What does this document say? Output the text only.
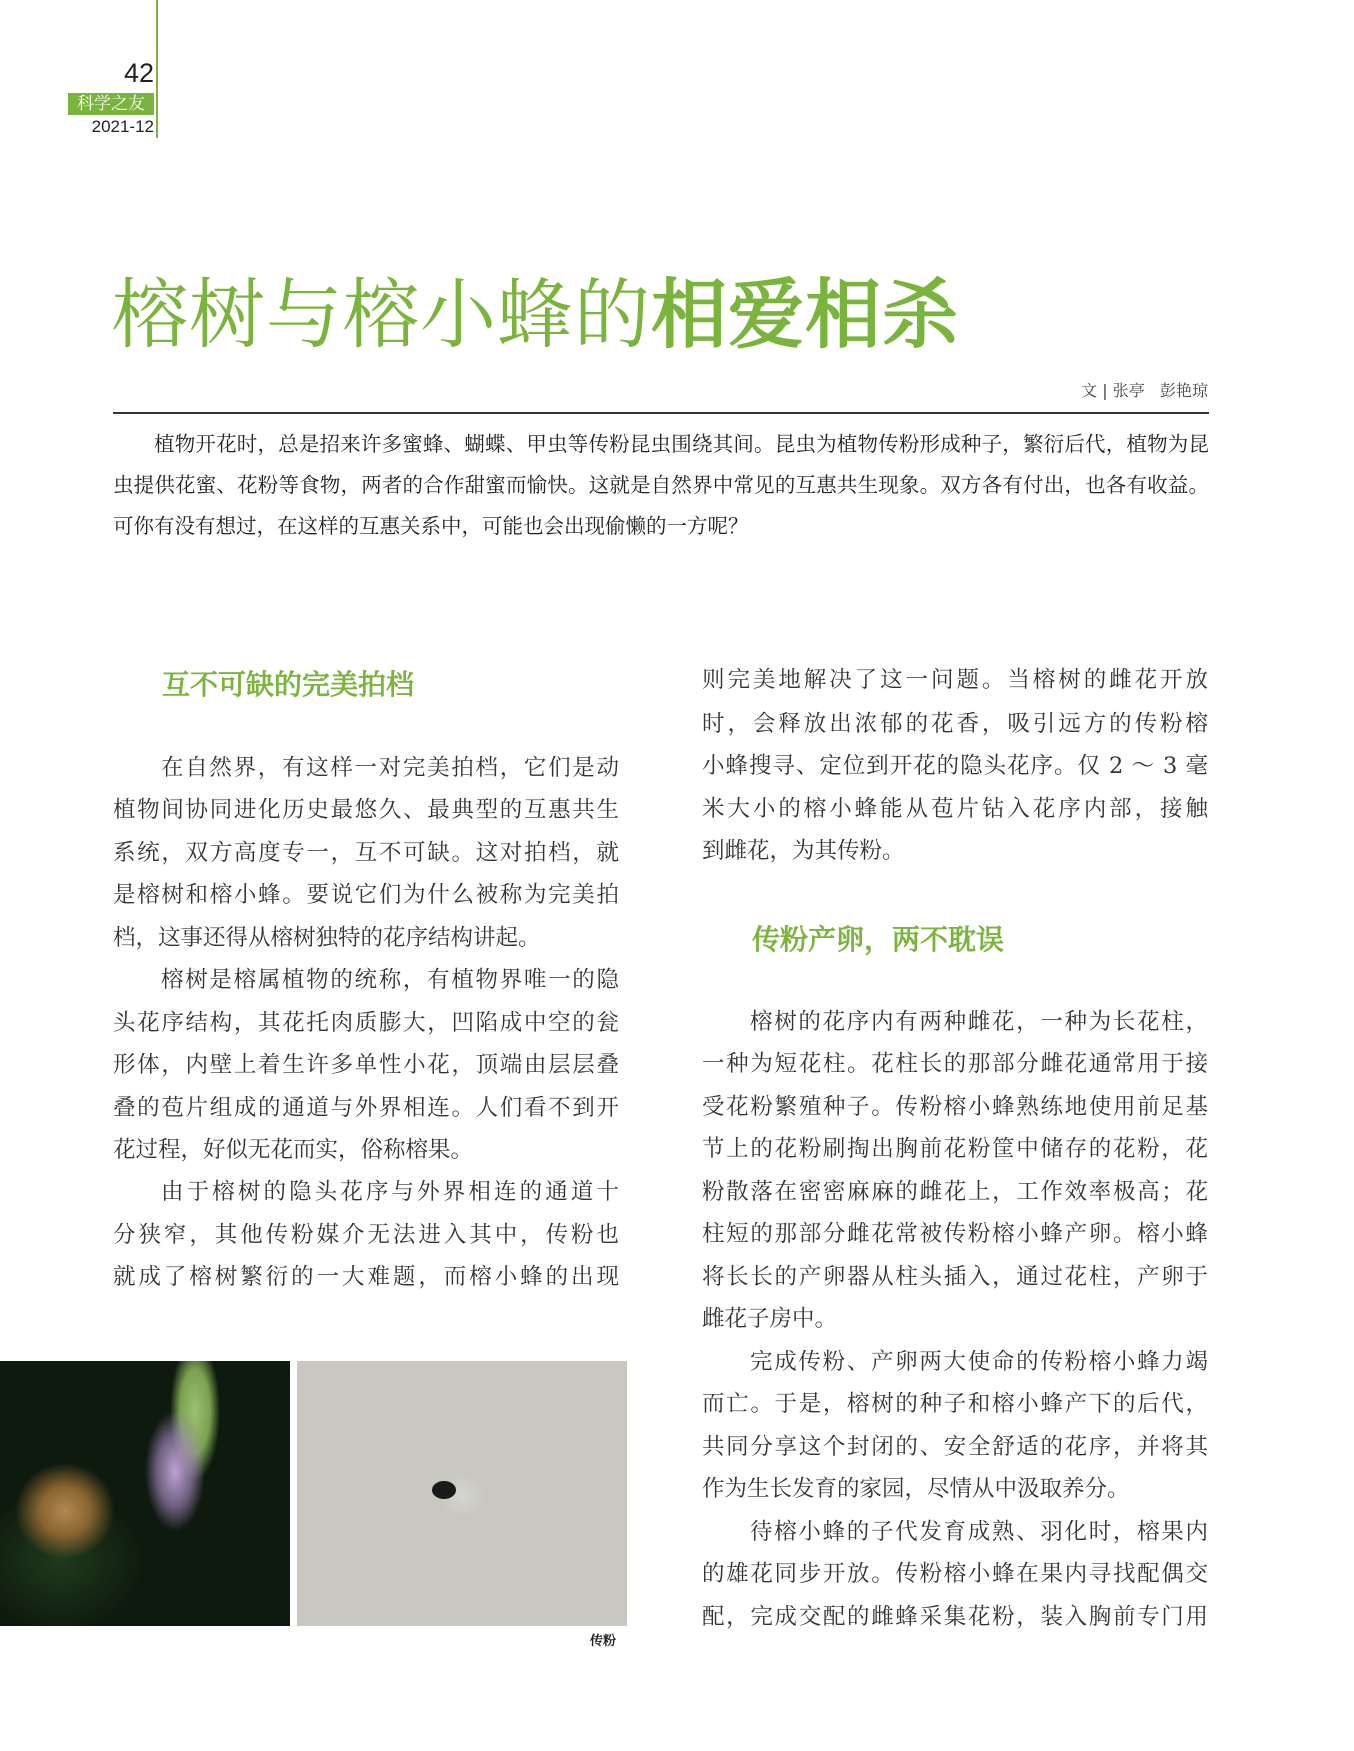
42
科学之友
2021-12
榕树与榕小蜂的相爱相杀
文 | 张亭   彭艳琼

植物开花时，总是招来许多蜜蜂、蝴蝶、甲虫等传粉昆虫围绕其间。昆虫为植物传粉形成种子，繁衍后代，植物为昆虫提供花蜜、花粉等食物，两者的合作甜蜜而愉快。这就是自然界中常见的互惠共生现象。双方各有付出，也各有收益。可你有没有想过，在这样的互惠关系中，可能也会出现偷懒的一方呢？

互不可缺的完美拍档
在自然界，有这样一对完美拍档，它们是动
植物间协同进化历史最悠久、最典型的互惠共生
系统，双方高度专一，互不可缺。这对拍档，就
是榕树和榕小蜂。要说它们为什么被称为完美拍
档，这事还得从榕树独特的花序结构讲起。
榕树是榕属植物的统称，有植物界唯一的隐
头花序结构，其花托肉质膨大，凹陷成中空的瓮
形体，内壁上着生许多单性小花，顶端由层层叠
叠的苞片组成的通道与外界相连。人们看不到开
花过程，好似无花而实，俗称榕果。
由于榕树的隐头花序与外界相连的通道十
分狭窄，其他传粉媒介无法进入其中，传粉也
就成了榕树繁衍的一大难题，而榕小蜂的出现
传粉
则完美地解决了这一问题。当榕树的雌花开放
时，会释放出浓郁的花香，吸引远方的传粉榕
小蜂搜寻、定位到开花的隐头花序。仅 2 ～ 3 毫
米大小的榕小蜂能从苞片钻入花序内部，接触
到雌花，为其传粉。
传粉产卵，两不耽误
榕树的花序内有两种雌花，一种为长花柱，
一种为短花柱。花柱长的那部分雌花通常用于接
受花粉繁殖种子。传粉榕小蜂熟练地使用前足基
节上的花粉刷掏出胸前花粉筐中储存的花粉，花
粉散落在密密麻麻的雌花上，工作效率极高；花
柱短的那部分雌花常被传粉榕小蜂产卵。榕小蜂
将长长的产卵器从柱头插入，通过花柱，产卵于
雌花子房中。
完成传粉、产卵两大使命的传粉榕小蜂力竭
而亡。于是，榕树的种子和榕小蜂产下的后代，
共同分享这个封闭的、安全舒适的花序，并将其
作为生长发育的家园，尽情从中汲取养分。
待榕小蜂的子代发育成熟、羽化时，榕果内
的雄花同步开放。传粉榕小蜂在果内寻找配偶交
配，完成交配的雌蜂采集花粉，装入胸前专门用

========

PROBLEM STATEMENT: Print the records above exactly as they stand, but leave out the pictures.

ANSWER FOR THE TASK:
What does this document say? Output the text only.
42
科学之友
2021-12
榕树与榕小蜂的相爱相杀
文 | 张亭   彭艳琼

植物开花时，总是招来许多蜜蜂、蝴蝶、甲虫等传粉昆虫围绕其间。昆虫为植物传粉形成种子，繁衍后代，植物为昆虫提供花蜜、花粉等食物，两者的合作甜蜜而愉快。这就是自然界中常见的互惠共生现象。双方各有付出，也各有收益。可你有没有想过，在这样的互惠关系中，可能也会出现偷懒的一方呢？

互不可缺的完美拍档
在自然界，有这样一对完美拍档，它们是动
植物间协同进化历史最悠久、最典型的互惠共生
系统，双方高度专一，互不可缺。这对拍档，就
是榕树和榕小蜂。要说它们为什么被称为完美拍
档，这事还得从榕树独特的花序结构讲起。
榕树是榕属植物的统称，有植物界唯一的隐
头花序结构，其花托肉质膨大，凹陷成中空的瓮
形体，内壁上着生许多单性小花，顶端由层层叠
叠的苞片组成的通道与外界相连。人们看不到开
花过程，好似无花而实，俗称榕果。
由于榕树的隐头花序与外界相连的通道十
分狭窄，其他传粉媒介无法进入其中，传粉也
就成了榕树繁衍的一大难题，而榕小蜂的出现
传粉
则完美地解决了这一问题。当榕树的雌花开放
时，会释放出浓郁的花香，吸引远方的传粉榕
小蜂搜寻、定位到开花的隐头花序。仅 2 ～ 3 毫
米大小的榕小蜂能从苞片钻入花序内部，接触
到雌花，为其传粉。
传粉产卵，两不耽误
榕树的花序内有两种雌花，一种为长花柱，
一种为短花柱。花柱长的那部分雌花通常用于接
受花粉繁殖种子。传粉榕小蜂熟练地使用前足基
节上的花粉刷掏出胸前花粉筐中储存的花粉，花
粉散落在密密麻麻的雌花上，工作效率极高；花
柱短的那部分雌花常被传粉榕小蜂产卵。榕小蜂
将长长的产卵器从柱头插入，通过花柱，产卵于
雌花子房中。
完成传粉、产卵两大使命的传粉榕小蜂力竭
而亡。于是，榕树的种子和榕小蜂产下的后代，
共同分享这个封闭的、安全舒适的花序，并将其
作为生长发育的家园，尽情从中汲取养分。
待榕小蜂的子代发育成熟、羽化时，榕果内
的雄花同步开放。传粉榕小蜂在果内寻找配偶交
配，完成交配的雌蜂采集花粉，装入胸前专门用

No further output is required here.